» GIVEN TASK: Locate the string "Enumerate" in the records below. Copy every line where it occurs.
☆ ☆ ☆ ☆
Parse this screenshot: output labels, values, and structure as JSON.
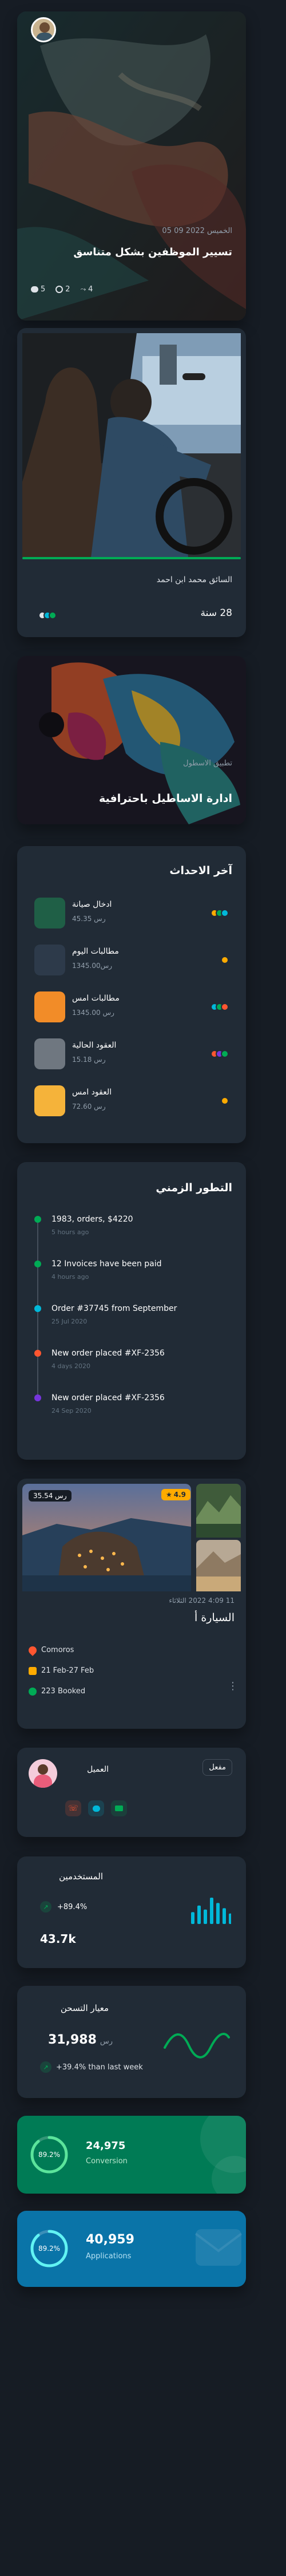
{
  "post_card": {
    "date": "الخميس 2022 09 05",
    "title": "تسيير الموظفين بشكل متناسق",
    "stats": [
      {
        "icon": "comment-icon",
        "value": "5"
      },
      {
        "icon": "eye-icon",
        "value": "2"
      },
      {
        "icon": "share-icon",
        "value": "4"
      }
    ]
  },
  "driver_card": {
    "name": "السائق محمد ابن احمد",
    "value": "28 سنة"
  },
  "fleet_card": {
    "subtitle": "تطبيق الاسطول",
    "title": "ادارة الاساطيل باحترافية"
  },
  "events": {
    "title": "آخر الاحداث",
    "items": [
      {
        "title": "ادخال صيانة",
        "amount": "رس 45.35",
        "colors": [
          "#ffab00",
          "#00ab55",
          "#00b8d9"
        ]
      },
      {
        "title": "مطالبات اليوم",
        "amount": "رس1345.00",
        "colors": [
          "#ffab00"
        ]
      },
      {
        "title": "مطالبات امس",
        "amount": "رس 1345.00",
        "colors": [
          "#00b8d9",
          "#00ab55",
          "#ff5630"
        ]
      },
      {
        "title": "العقود الحالية",
        "amount": "رس 15.18",
        "colors": [
          "#ff5630",
          "#7635dc",
          "#00ab55"
        ]
      },
      {
        "title": "العقود امس",
        "amount": "رس 72.60",
        "colors": [
          "#ffab00"
        ]
      }
    ]
  },
  "timeline": {
    "title": "التطور الزمني",
    "items": [
      {
        "text": "1983, orders, $4220",
        "time": "5 hours ago",
        "color": "#00ab55"
      },
      {
        "text": "12 Invoices have been paid",
        "time": "4 hours ago",
        "color": "#00ab55"
      },
      {
        "text": "Order #37745 from September",
        "time": "25 Jul 2020",
        "color": "#00b8d9"
      },
      {
        "text": "New order placed #XF-2356",
        "time": "4 days 2020",
        "color": "#ff5630"
      },
      {
        "text": "New order placed #XF-2356",
        "time": "24 Sep 2020",
        "color": "#7635dc"
      }
    ]
  },
  "car_card": {
    "price": "رس 35.54",
    "rating": "4.9",
    "date": "11 4:09 2022 الثلاثاء",
    "title": "السيارة أ",
    "location": "Comoros",
    "dates": "21 Feb-27 Feb",
    "booked": "223 Booked"
  },
  "client_card": {
    "label": "العميل",
    "status": "مفعل"
  },
  "users_card": {
    "title": "المستخدمين",
    "change": "+89.4%",
    "value": "43.7k",
    "bars": [
      0.45,
      0.7,
      0.55,
      1,
      0.8,
      0.6,
      0.4
    ]
  },
  "occupancy_card": {
    "title": "معيار التسحن",
    "value": "31,988",
    "currency": "رس",
    "trend": "+39.4% than last week"
  },
  "conversion_card": {
    "percent": "89.2%",
    "value": "24,975",
    "label": "Conversion",
    "fill": 0.89
  },
  "applications_card": {
    "percent": "89.2%",
    "value": "40,959",
    "label": "Applications",
    "fill": 0.89
  },
  "colors": {
    "green": "#00ab55",
    "orange": "#ffab00",
    "cyan": "#00b8d9",
    "red": "#ff5630",
    "purple": "#7635dc"
  }
}
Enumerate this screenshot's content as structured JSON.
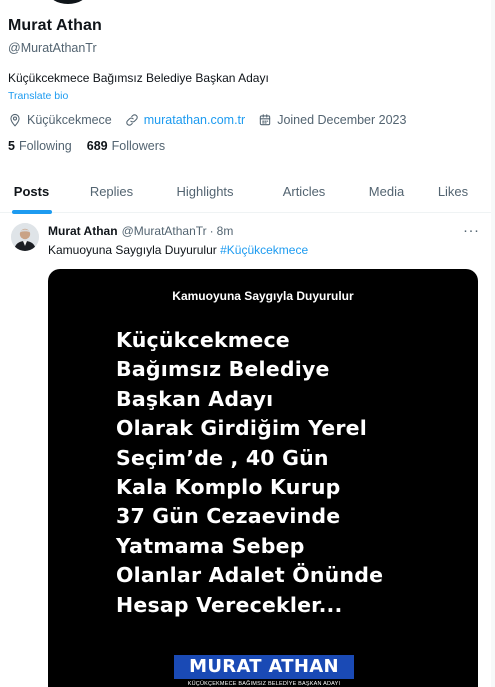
{
  "profile": {
    "name": "Murat Athan",
    "handle": "@MuratAthanTr",
    "bio": "Küçükcekmece Bağımsız Belediye Başkan Adayı",
    "translate_label": "Translate bio",
    "location": "Küçükcekmece",
    "website": "muratathan.com.tr",
    "joined": "Joined December 2023",
    "following_count": "5",
    "following_label": "Following",
    "followers_count": "689",
    "followers_label": "Followers"
  },
  "tabs": [
    {
      "label": "Posts",
      "active": true
    },
    {
      "label": "Replies"
    },
    {
      "label": "Highlights"
    },
    {
      "label": "Articles"
    },
    {
      "label": "Media"
    },
    {
      "label": "Likes"
    }
  ],
  "tweet": {
    "author_name": "Murat Athan",
    "author_handle": "@MuratAthanTr",
    "separator": "·",
    "time": "8m",
    "more_label": "···",
    "text": "Kamuoyuna Saygıyla Duyurulur ",
    "hashtag": "#Küçükcekmece",
    "image": {
      "header": "Kamuoyuna Saygıyla Duyurulur",
      "lines": [
        "Küçükcekmece",
        "Bağımsız Belediye",
        "Başkan Adayı",
        "Olarak Girdiğim Yerel",
        "Seçim’de , 40 Gün",
        "Kala Komplo Kurup",
        "37 Gün Cezaevinde",
        "Yatmama Sebep",
        "Olanlar Adalet Önünde",
        "Hesap Verecekler..."
      ],
      "logo_text": "MURAT ATHAN",
      "logo_subtitle": "KÜÇÜKÇEKMECE BAĞIMSIZ BELEDİYE BAŞKAN ADAYI"
    }
  },
  "colors": {
    "accent": "#1d9bf0",
    "text": "#0f1419",
    "secondary": "#536471",
    "logo_bg": "#1a4ab5"
  }
}
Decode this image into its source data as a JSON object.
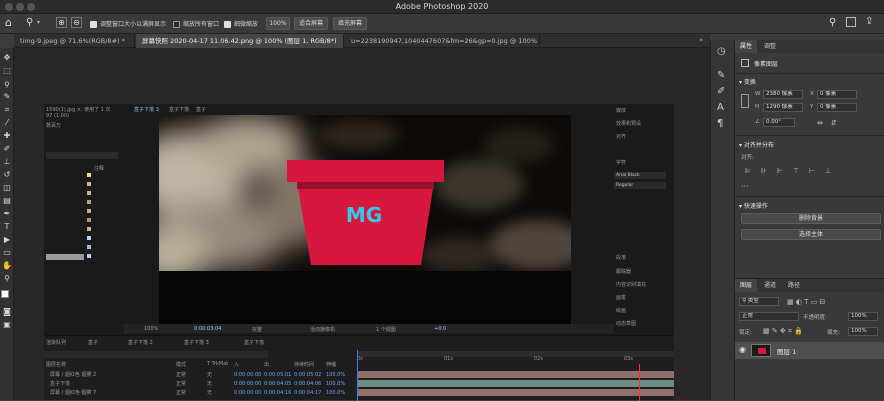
{
  "app": {
    "title": "Adobe Photoshop 2020"
  },
  "options_bar": {
    "home_icon": "home-icon",
    "zoom_icon": "zoom-icon",
    "resize_windows_label": "调整窗口大小以满屏显示",
    "zoom_all_label": "缩放所有窗口",
    "scrubby_zoom_label": "细微缩放",
    "zoom_value": "100%",
    "fit_screen_label": "适合屏幕",
    "fill_screen_label": "填充屏幕"
  },
  "doc_tabs": [
    {
      "label": "timg-9.jpeg @ 71.6%(RGB/8#) *"
    },
    {
      "label": "屏幕快照 2020-04-17 11.06.42.png @ 100% (图层 1, RGB/8*)"
    },
    {
      "label": "u=2238190947,1040447607&fm=26&gp=0.jpg @ 100% (RGB/8#)"
    }
  ],
  "ae": {
    "project_info": [
      "1590(1).jpg ×, 使用了 1 次",
      "97 (1.00)",
      "数百万"
    ],
    "comp_tabs": [
      "盒子下落 3",
      "盒子下落",
      "盒子"
    ],
    "project_col": "注释",
    "logo_text": "MG",
    "right_panel": [
      "媒体",
      "效果和预设",
      "对齐",
      "字符",
      "Arial Black",
      "Regular",
      "段落",
      "跟踪器",
      "内容识别填充",
      "画笔",
      "绘画",
      "摇摆器",
      "动态草图"
    ],
    "viewer_bar": [
      "100%",
      "0:00:03:04",
      "完整",
      "活动摄像机",
      "1 个视图",
      "+0.0"
    ],
    "timeline_tabs": [
      "渲染队列",
      "盒子",
      "盒子下落 2",
      "盒子下落 3",
      "盒子下落"
    ],
    "timecode": "0:00:03:04",
    "ruler": [
      "0s",
      "01s",
      "02s",
      "03s"
    ],
    "columns": [
      "图层名称",
      "模式",
      "T TrkMat",
      "父级",
      "入",
      "出",
      "持续时间",
      "伸缩"
    ],
    "rows": [
      {
        "name": "屏幕 / 烟红色 烟雾 2",
        "mode": "正常",
        "trk": "无",
        "in": "0:00:00:00",
        "out": "0:00:05:01",
        "dur": "0:00:05:02",
        "stretch": "100.0%"
      },
      {
        "name": "盒子下落",
        "mode": "正常",
        "trk": "无",
        "in": "0:00:00:00",
        "out": "0:00:04:05",
        "dur": "0:00:04:06",
        "stretch": "100.0%"
      },
      {
        "name": "屏幕 / 烟红色 烟雾 7",
        "mode": "正常",
        "trk": "无",
        "in": "0:00:00:00",
        "out": "0:00:04:16",
        "dur": "0:00:04:17",
        "stretch": "100.0%"
      }
    ]
  },
  "properties": {
    "tabs": [
      "属性",
      "调整"
    ],
    "pixel_layer": "像素图层",
    "transform": {
      "title": "变换",
      "w": "2380 像素",
      "x": "0 像素",
      "h": "1290 像素",
      "y": "0 像素",
      "angle": "0.00°"
    },
    "align": {
      "title": "对齐并分布",
      "sub": "对齐:"
    },
    "quick_actions": {
      "title": "快速操作",
      "remove_bg": "删除背景",
      "select_subject": "选择主体"
    }
  },
  "layers": {
    "tabs": [
      "图层",
      "通道",
      "路径"
    ],
    "filter_kind": "类型",
    "blend_mode": "正常",
    "opacity_label": "不透明度:",
    "opacity": "100%",
    "lock_label": "锁定:",
    "fill_label": "填充:",
    "fill": "100%",
    "items": [
      {
        "name": "图层 1"
      }
    ]
  },
  "colors": {
    "accent": "#2d8ceb",
    "logo_red": "#d6183f",
    "logo_text": "#37c8f0"
  }
}
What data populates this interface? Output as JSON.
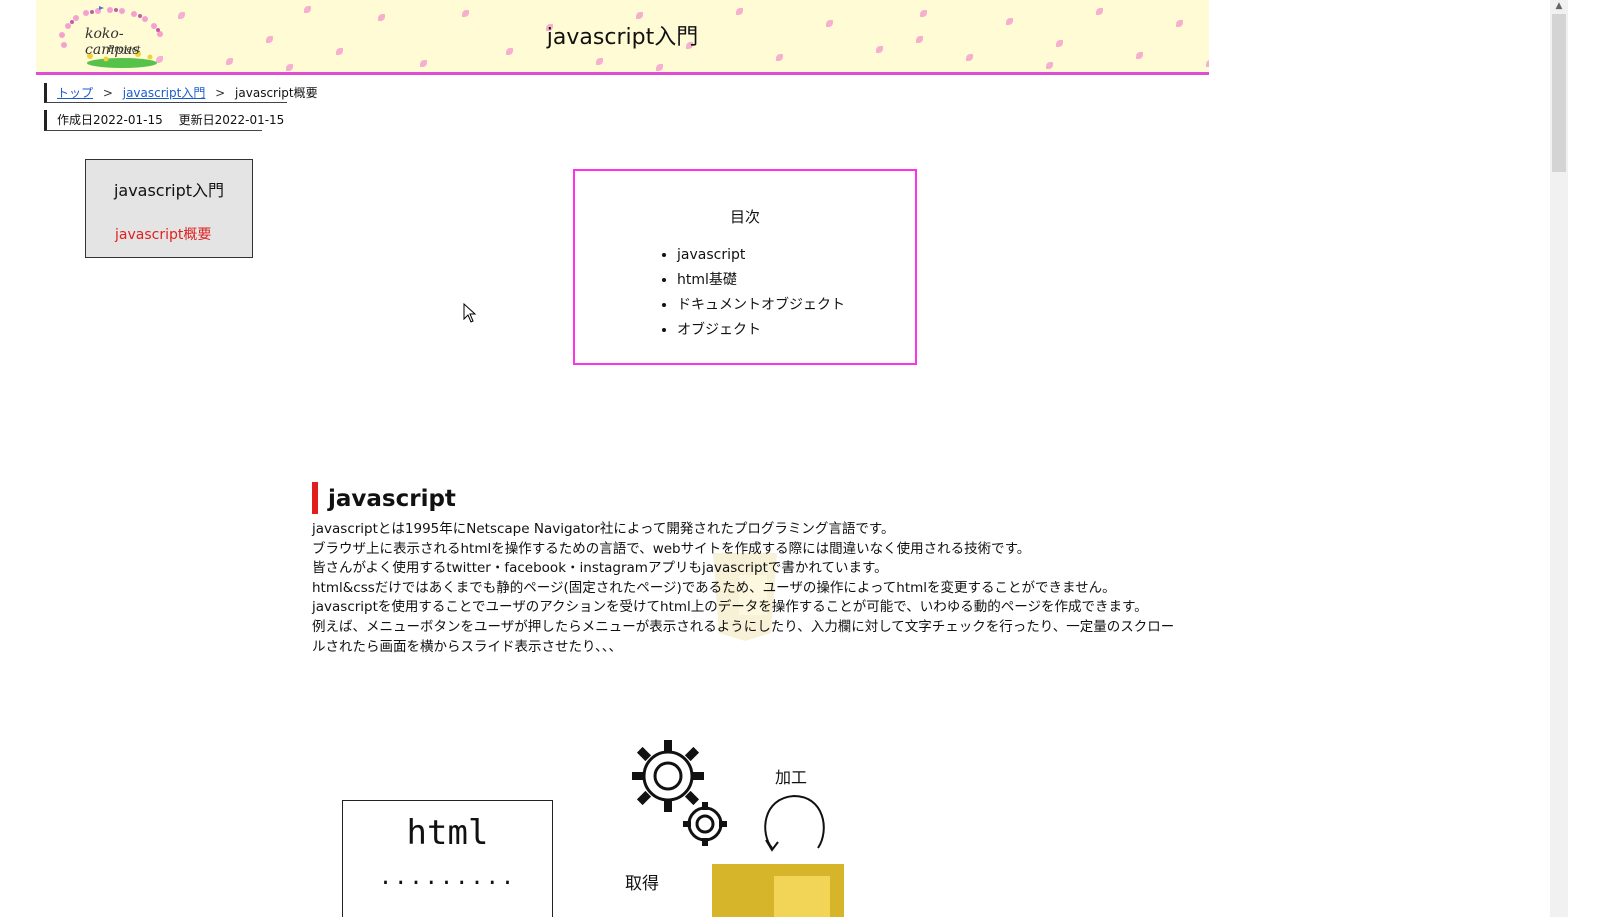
{
  "header": {
    "site_title": "javascript入門",
    "logo": {
      "text": "koko-campus",
      "sub": "Project"
    }
  },
  "breadcrumb": {
    "items": [
      {
        "label": "トップ",
        "link": true
      },
      {
        "label": "javascript入門",
        "link": true
      },
      {
        "label": "javascript概要",
        "link": false
      }
    ],
    "separator": ">"
  },
  "dates": {
    "created": "作成日2022-01-15",
    "updated": "更新日2022-01-15"
  },
  "sidenav": {
    "title": "javascript入門",
    "active_item": "javascript概要",
    "active_color": "#e02020"
  },
  "toc": {
    "title": "目次",
    "items": [
      "javascript",
      "html基礎",
      "ドキュメントオブジェクト",
      "オブジェクト"
    ],
    "border_color": "#ff33e6"
  },
  "section": {
    "heading": "javascript",
    "accent_color": "#e11d1d",
    "paragraphs": [
      "javascriptとは1995年にNetscape Navigator社によって開発されたプログラミング言語です。",
      "ブラウザ上に表示されるhtmlを操作するための言語で、webサイトを作成する際には間違いなく使用される技術です。",
      "皆さんがよく使用するtwitter・facebook・instagramアプリもjavascriptで書かれています。",
      "html&cssだけではあくまでも静的ページ(固定されたページ)であるため、ユーザの操作によってhtmlを変更することができません。",
      "javascriptを使用することでユーザのアクションを受けてhtml上のデータを操作することが可能で、いわゆる動的ページを作成できます。",
      "例えば、メニューボタンをユーザが押したらメニューが表示されるようにしたり、入力欄に対して文字チェックを行ったり、一定量のスクロールされたら画面を横からスライド表示させたり、、、"
    ]
  },
  "diagram": {
    "box_title": "html",
    "box_dots": ".........",
    "label_process": "加工",
    "label_fetch": "取得",
    "icons": [
      "gear-icon",
      "loop-arrow-icon",
      "javascript-logo-icon"
    ]
  },
  "colors": {
    "header_bg": "#fffbd5",
    "header_border": "#e14cd6",
    "sidenav_bg": "#e4e4e4",
    "link": "#1b5cc9"
  }
}
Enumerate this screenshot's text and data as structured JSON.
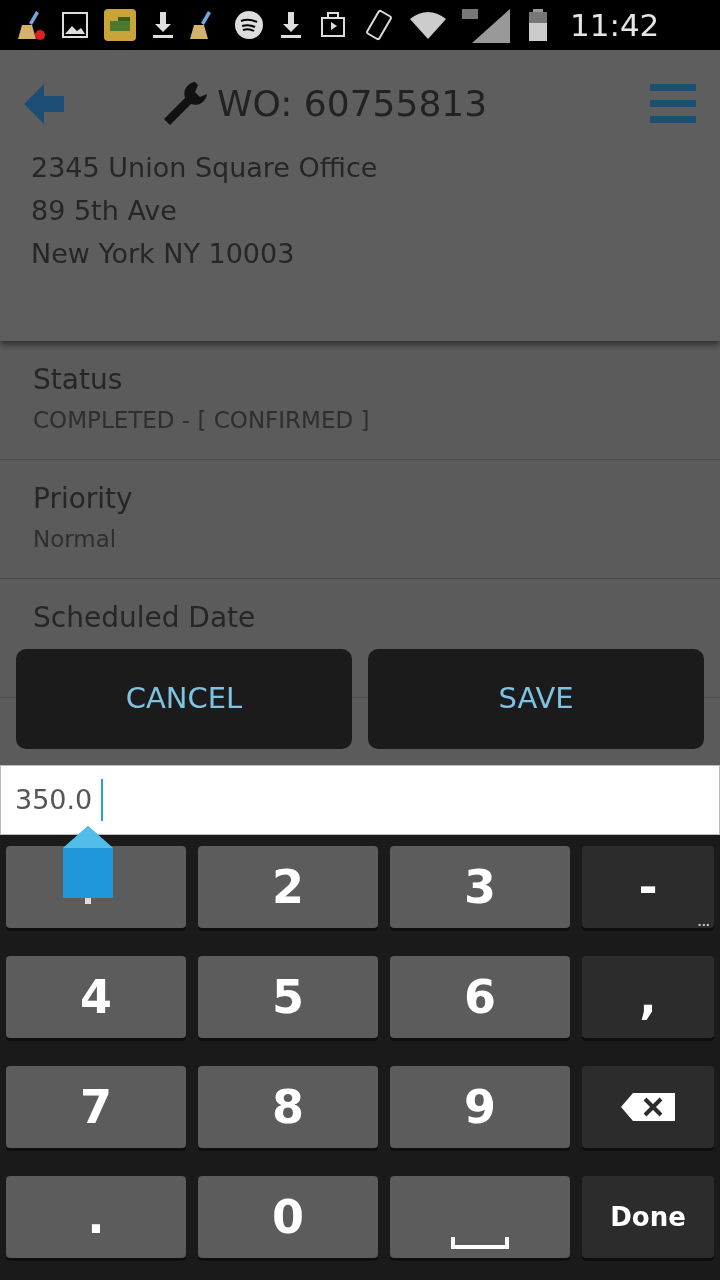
{
  "status_bar": {
    "time": "11:42"
  },
  "header": {
    "title": "WO: 60755813",
    "address": [
      "2345 Union Square Office",
      "89 5th Ave",
      "New York NY 10003"
    ]
  },
  "fields": [
    {
      "label": "Status",
      "value": "COMPLETED - [ CONFIRMED ]"
    },
    {
      "label": "Priority",
      "value": "Normal"
    },
    {
      "label": "Scheduled Date"
    }
  ],
  "dialog_buttons": [
    "CANCEL",
    "SAVE"
  ],
  "input": {
    "value": "350.0"
  },
  "keyboard": [
    [
      {
        "kind": "covered"
      },
      {
        "kind": "char",
        "label": "2"
      },
      {
        "kind": "char",
        "label": "3"
      },
      {
        "kind": "fn",
        "label": "-",
        "hint": "..."
      }
    ],
    [
      {
        "kind": "char",
        "label": "4"
      },
      {
        "kind": "char",
        "label": "5"
      },
      {
        "kind": "char",
        "label": "6"
      },
      {
        "kind": "fn",
        "label": ","
      }
    ],
    [
      {
        "kind": "char",
        "label": "7"
      },
      {
        "kind": "char",
        "label": "8"
      },
      {
        "kind": "char",
        "label": "9"
      },
      {
        "kind": "backspace"
      }
    ],
    [
      {
        "kind": "char",
        "label": "."
      },
      {
        "kind": "char",
        "label": "0"
      },
      {
        "kind": "space"
      },
      {
        "kind": "done",
        "label": "Done"
      }
    ]
  ]
}
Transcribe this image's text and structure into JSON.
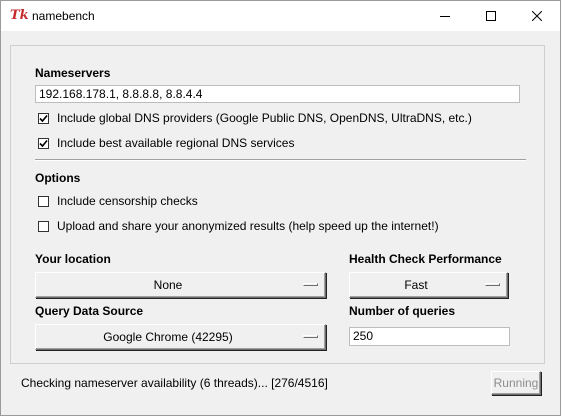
☆ ☆ ☆ ☆
» RESPONSE BELOW:
Enumerate this screenshot's content as structured JSON.
Enumerate this screenshot's text and data as structured JSON.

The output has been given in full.